▶ _What is asked_
Return the entries starting at the line containing "- contour-line: [137, 442, 768, 450]" and ending at the line containing "- y-tick-label: 15: [108, 228, 127, 246]", both included, reproduced unchanged.
--- Excerpted data ---
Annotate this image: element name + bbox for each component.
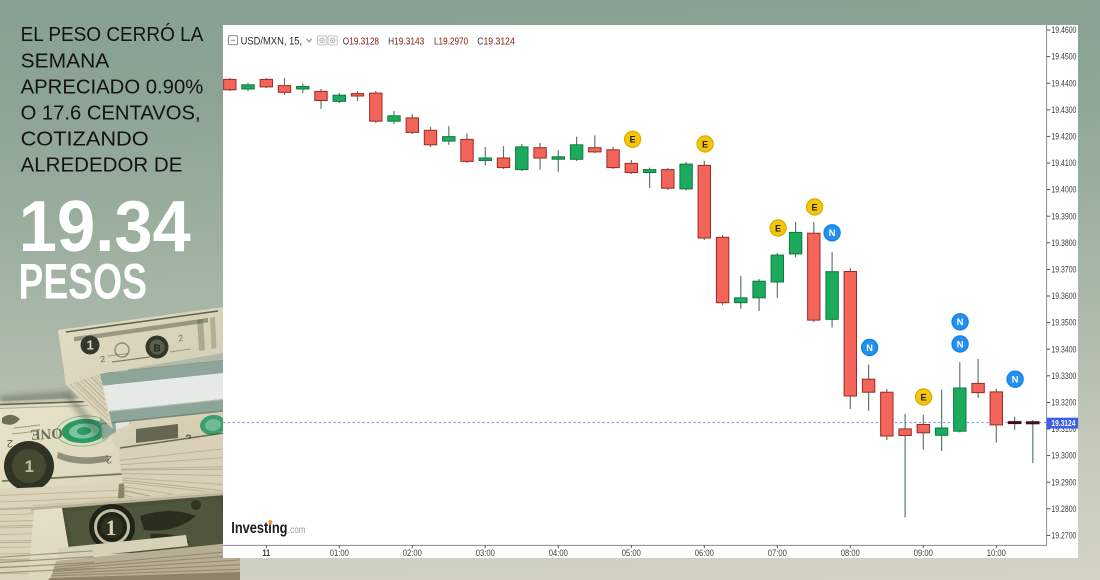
- svg-text:19.4500: 19.4500: [1051, 52, 1076, 62]
- svg-text:E: E: [629, 135, 635, 145]
- svg-text:19.4100: 19.4100: [1051, 158, 1076, 168]
- svg-text:.com: .com: [288, 525, 306, 536]
- svg-text:19.4000: 19.4000: [1051, 185, 1076, 195]
- svg-text:H19.3143: H19.3143: [388, 36, 425, 47]
- svg-text:1: 1: [87, 338, 94, 353]
- svg-text:2: 2: [7, 437, 13, 449]
- svg-text:O 17.6 CENTAVOS,: O 17.6 CENTAVOS,: [21, 103, 201, 125]
- svg-text:19.3300: 19.3300: [1051, 371, 1076, 381]
- svg-text:2: 2: [185, 432, 192, 446]
- svg-text:N: N: [957, 339, 964, 349]
- svg-text:05:00: 05:00: [622, 548, 641, 558]
- svg-text:19.34: 19.34: [19, 187, 191, 267]
- svg-text:C19.3124: C19.3124: [477, 36, 515, 47]
- svg-text:ONE: ONE: [30, 424, 63, 442]
- svg-text:B: B: [154, 344, 161, 355]
- svg-text:19.2900: 19.2900: [1051, 477, 1076, 487]
- svg-text:03:00: 03:00: [476, 548, 495, 558]
- svg-text:E: E: [702, 139, 708, 149]
- svg-text:E: E: [775, 223, 781, 233]
- svg-text:E: E: [811, 202, 817, 212]
- svg-text:19.3700: 19.3700: [1051, 265, 1076, 275]
- svg-text:19.3600: 19.3600: [1051, 291, 1076, 301]
- svg-text:19.3500: 19.3500: [1051, 318, 1076, 328]
- svg-text:SEMANA: SEMANA: [21, 50, 110, 72]
- svg-text:N: N: [957, 317, 964, 327]
- svg-text:19.4400: 19.4400: [1051, 78, 1076, 88]
- svg-text:19.3124: 19.3124: [1051, 419, 1075, 428]
- svg-text:01:00: 01:00: [330, 548, 349, 558]
- svg-text:2: 2: [99, 354, 105, 365]
- svg-text:19.3800: 19.3800: [1051, 238, 1076, 248]
- svg-text:N: N: [829, 228, 836, 238]
- svg-text:L19.2970: L19.2970: [434, 36, 469, 47]
- svg-text:19.2800: 19.2800: [1051, 504, 1076, 514]
- svg-text:Investing: Investing: [231, 520, 287, 537]
- svg-text:19.3900: 19.3900: [1051, 211, 1076, 221]
- svg-text:COTIZANDO: COTIZANDO: [21, 129, 149, 151]
- svg-text:07:00: 07:00: [768, 548, 787, 558]
- svg-text:1: 1: [106, 515, 117, 540]
- svg-text:06:00: 06:00: [695, 548, 714, 558]
- svg-text:19.3000: 19.3000: [1051, 451, 1076, 461]
- svg-text:09:00: 09:00: [914, 548, 933, 558]
- svg-text:11: 11: [262, 548, 270, 558]
- svg-text:19.4300: 19.4300: [1051, 105, 1076, 115]
- svg-text:PESOS: PESOS: [19, 254, 148, 310]
- svg-text:E: E: [920, 392, 926, 402]
- svg-text:19.4600: 19.4600: [1051, 25, 1076, 35]
- svg-text:19.3100: 19.3100: [1051, 424, 1076, 434]
- svg-text:ALREDEDOR DE: ALREDEDOR DE: [21, 155, 183, 177]
- svg-text:1: 1: [25, 457, 34, 476]
- svg-text:19.3200: 19.3200: [1051, 398, 1076, 408]
- svg-text:19.3400: 19.3400: [1051, 344, 1076, 354]
- svg-text:19.4200: 19.4200: [1051, 132, 1076, 142]
- svg-text:08:00: 08:00: [841, 548, 860, 558]
- svg-text:04:00: 04:00: [549, 548, 568, 558]
- svg-text:2: 2: [177, 333, 183, 344]
- svg-text:02:00: 02:00: [403, 548, 422, 558]
- svg-text:19.2700: 19.2700: [1051, 531, 1076, 541]
- svg-text:EL PESO CERRÓ LA: EL PESO CERRÓ LA: [21, 23, 204, 46]
- svg-text:N: N: [1012, 375, 1019, 385]
- svg-text:N: N: [866, 343, 873, 353]
- svg-text:USD/MXN, 15,: USD/MXN, 15,: [240, 36, 302, 48]
- svg-text:2: 2: [106, 453, 113, 465]
- svg-text:APRECIADO 0.90%: APRECIADO 0.90%: [21, 76, 204, 98]
- svg-text:10:00: 10:00: [987, 548, 1006, 558]
- svg-text:O19.3128: O19.3128: [343, 36, 380, 47]
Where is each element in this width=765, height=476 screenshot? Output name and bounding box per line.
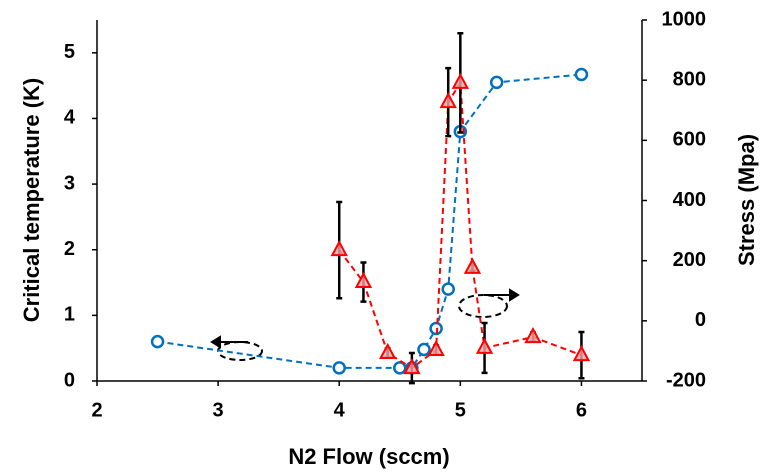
x-tick-label: 6 [576, 399, 587, 421]
x-tick-label: 3 [213, 399, 224, 421]
marker [463, 257, 482, 274]
marker [451, 72, 470, 89]
y2-tick-label: 600 [673, 129, 706, 151]
y-tick-label: 2 [64, 238, 75, 260]
marker [332, 361, 346, 375]
x-axis-title: N2 Flow (sccm) [288, 444, 449, 469]
marker [417, 342, 431, 357]
marker [150, 334, 165, 349]
marker [354, 271, 373, 289]
y2-tick-label: -200 [666, 369, 706, 391]
marker [572, 345, 591, 362]
y-tick-label: 3 [64, 172, 75, 194]
y-tick-label: 0 [64, 369, 75, 391]
marker [427, 339, 445, 357]
y-axis-title: Critical temperature (K) [19, 78, 44, 323]
y2-tick-label: 200 [673, 249, 706, 271]
series-line [157, 73, 582, 369]
y2-tick-label: 0 [695, 309, 706, 331]
marker [475, 337, 494, 354]
marker [378, 342, 397, 360]
y2-tick-label: 1000 [662, 8, 707, 30]
y2-tick-label: 400 [673, 189, 706, 211]
y-tick-label: 1 [64, 304, 75, 326]
y-tick-label: 4 [64, 107, 76, 129]
marker [574, 67, 589, 82]
x-tick-label: 2 [91, 399, 102, 421]
marker [439, 92, 457, 109]
y2-axis-title: Stress (Mpa) [734, 134, 759, 266]
marker [403, 357, 421, 375]
y-tick-label: 5 [64, 41, 75, 63]
marker [489, 75, 504, 90]
marker [429, 321, 443, 336]
x-tick-label: 4 [334, 399, 346, 421]
x-tick-label: 5 [455, 399, 466, 421]
marker [330, 240, 348, 257]
marker [441, 282, 455, 296]
marker [524, 326, 542, 344]
y2-tick-label: 800 [673, 68, 706, 90]
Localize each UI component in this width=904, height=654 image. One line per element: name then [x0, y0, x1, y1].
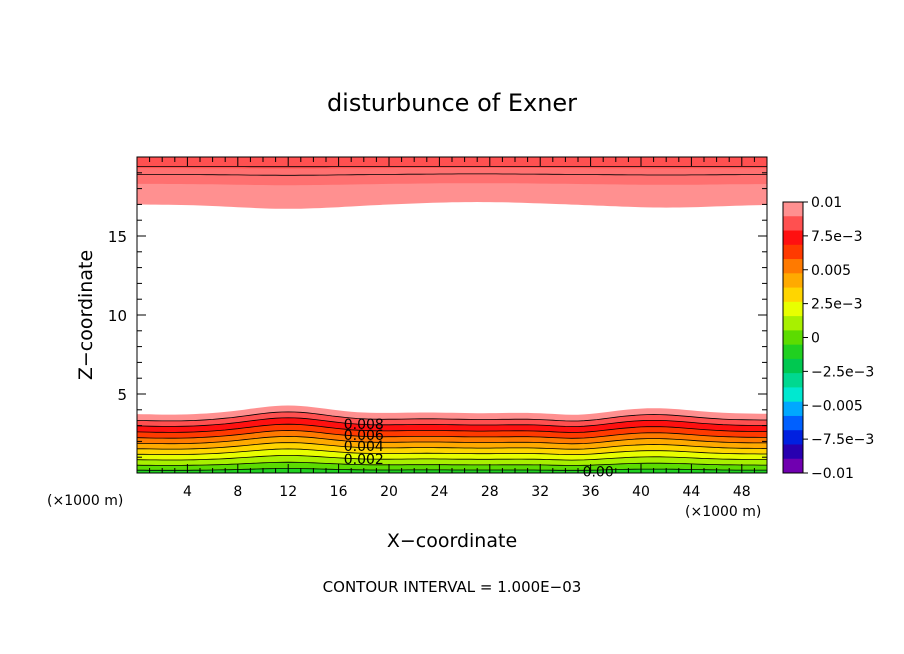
- contour-line: [137, 442, 768, 450]
- colorbar-swatch: [783, 244, 803, 260]
- x-tick-label: 36: [582, 484, 600, 500]
- contour-label: 0.00: [583, 464, 614, 480]
- x-tick-label: 28: [481, 484, 499, 500]
- x-tick-label: 8: [233, 484, 242, 500]
- x-tick-label: 4: [183, 484, 192, 500]
- colorbar: 0.01 7.5e−3 0.005 2.5e−3 0 −2.5e−3 −0.005 −7.5e…: [782, 195, 874, 482]
- colorbar-swatch: [783, 330, 803, 346]
- x-tick-label: 44: [682, 484, 700, 500]
- colorbar-swatch: [783, 387, 803, 403]
- colorbar-tick-label: −2.5e−3: [811, 364, 874, 380]
- x-unit-label-left: (×1000 m): [47, 493, 123, 509]
- colorbar-tick-label: 0.005: [811, 263, 851, 279]
- colorbar-swatch: [783, 344, 803, 360]
- colorbar-swatch: [783, 458, 803, 474]
- y-tick-label: 15: [108, 228, 127, 246]
- colorbar-swatch: [783, 216, 803, 232]
- x-tick-label: 16: [330, 484, 348, 500]
- colorbar-swatch: [783, 273, 803, 289]
- x-tick-label: 40: [632, 484, 650, 500]
- contour-line: [136, 411, 767, 422]
- colorbar-swatch: [783, 358, 803, 374]
- contour-label: 0.006: [344, 428, 384, 444]
- contour-line: [136, 435, 767, 445]
- contour-label: 0.008: [344, 417, 384, 433]
- contour-label: 0.002: [344, 452, 384, 468]
- colorbar-tick-label: 0: [811, 331, 820, 347]
- y-axis: 5 10 15: [108, 156, 767, 474]
- x-tick-label: 24: [430, 484, 448, 500]
- colorbar-swatch: [783, 316, 803, 331]
- contour-line: [136, 461, 767, 466]
- contour-fills: [137, 157, 767, 473]
- x-tick-label: 20: [380, 484, 398, 500]
- colorbar-swatch: [783, 202, 803, 217]
- colorbar-tick-label: −7.5e−3: [811, 432, 874, 448]
- colorbar-tick-label: −0.01: [811, 466, 854, 482]
- contour-line: [136, 430, 767, 439]
- colorbar-swatch: [783, 430, 803, 445]
- x-tick-label: 12: [279, 484, 297, 500]
- colorbar-swatch: [783, 401, 803, 417]
- contour-interval-note: CONTOUR INTERVAL = 1.000E−03: [323, 578, 582, 596]
- colorbar-tick-label: 2.5e−3: [811, 297, 863, 313]
- top-contour-line: [137, 173, 767, 176]
- colorbar-swatch: [783, 301, 803, 317]
- x-axis: 4 8 12 16 20 24 28 32 36 40 44 48: [136, 157, 768, 500]
- colorbar-swatch: [783, 415, 803, 431]
- x-unit-label-right: (×1000 m): [685, 504, 761, 520]
- contour-line: [136, 417, 767, 427]
- colorbar-tick-label: 7.5e−3: [811, 229, 863, 245]
- colorbar-swatch: [783, 373, 803, 388]
- x-tick-label: 32: [531, 484, 549, 500]
- colorbar-swatch: [783, 230, 803, 246]
- contour-line: [136, 423, 768, 433]
- contour-line: [136, 455, 767, 461]
- chart-title: disturbunce of Exner: [327, 89, 577, 117]
- contour-label: 0.004: [344, 439, 384, 455]
- y-tick-label: 5: [117, 386, 127, 404]
- colorbar-tick-label: 0.01: [811, 195, 842, 211]
- colorbar-swatch: [783, 444, 803, 460]
- top-band-inner: [137, 157, 767, 169]
- y-axis-title: Z−coordinate: [75, 250, 97, 380]
- y-tick-label: 10: [108, 307, 127, 325]
- x-tick-label: 48: [733, 484, 751, 500]
- contour-line: [137, 448, 767, 456]
- colorbar-tick-label: −0.005: [811, 398, 863, 414]
- colorbar-swatch: [783, 287, 803, 303]
- x-axis-title: X−coordinate: [387, 530, 517, 552]
- contour-lines: [136, 165, 768, 471]
- colorbar-swatch: [783, 259, 803, 274]
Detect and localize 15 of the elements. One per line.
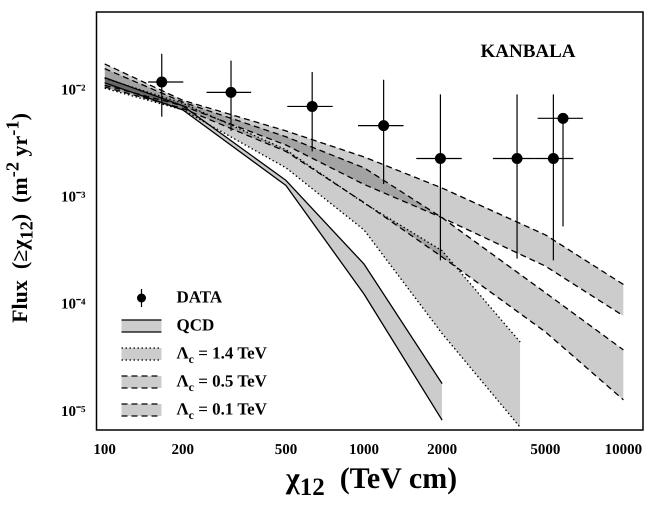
---
▶ _Final result_
- contour-line: [137, 442, 768, 450]
- colorbar-swatch: [783, 244, 803, 260]
- x-tick-label: 36: [582, 484, 600, 500]
- contour-label: 0.00: [583, 464, 614, 480]
- x-tick-label: 28: [481, 484, 499, 500]
- x-tick-label: 8: [233, 484, 242, 500]
- x-tick-label: 4: [183, 484, 192, 500]
- colorbar: 0.01 7.5e−3 0.005 2.5e−3 0 −2.5e−3 −0.005 −7.5e…: [782, 195, 874, 482]
- colorbar-swatch: [783, 330, 803, 346]
- x-tick-label: 44: [682, 484, 700, 500]
- colorbar-swatch: [783, 387, 803, 403]
- colorbar-tick-label: −2.5e−3: [811, 364, 874, 380]
- x-unit-label-left: (×1000 m): [47, 493, 123, 509]
- colorbar-tick-label: 0.005: [811, 263, 851, 279]
- colorbar-swatch: [783, 344, 803, 360]
- colorbar-swatch: [783, 458, 803, 474]
- y-tick-label: 15: [108, 228, 127, 246]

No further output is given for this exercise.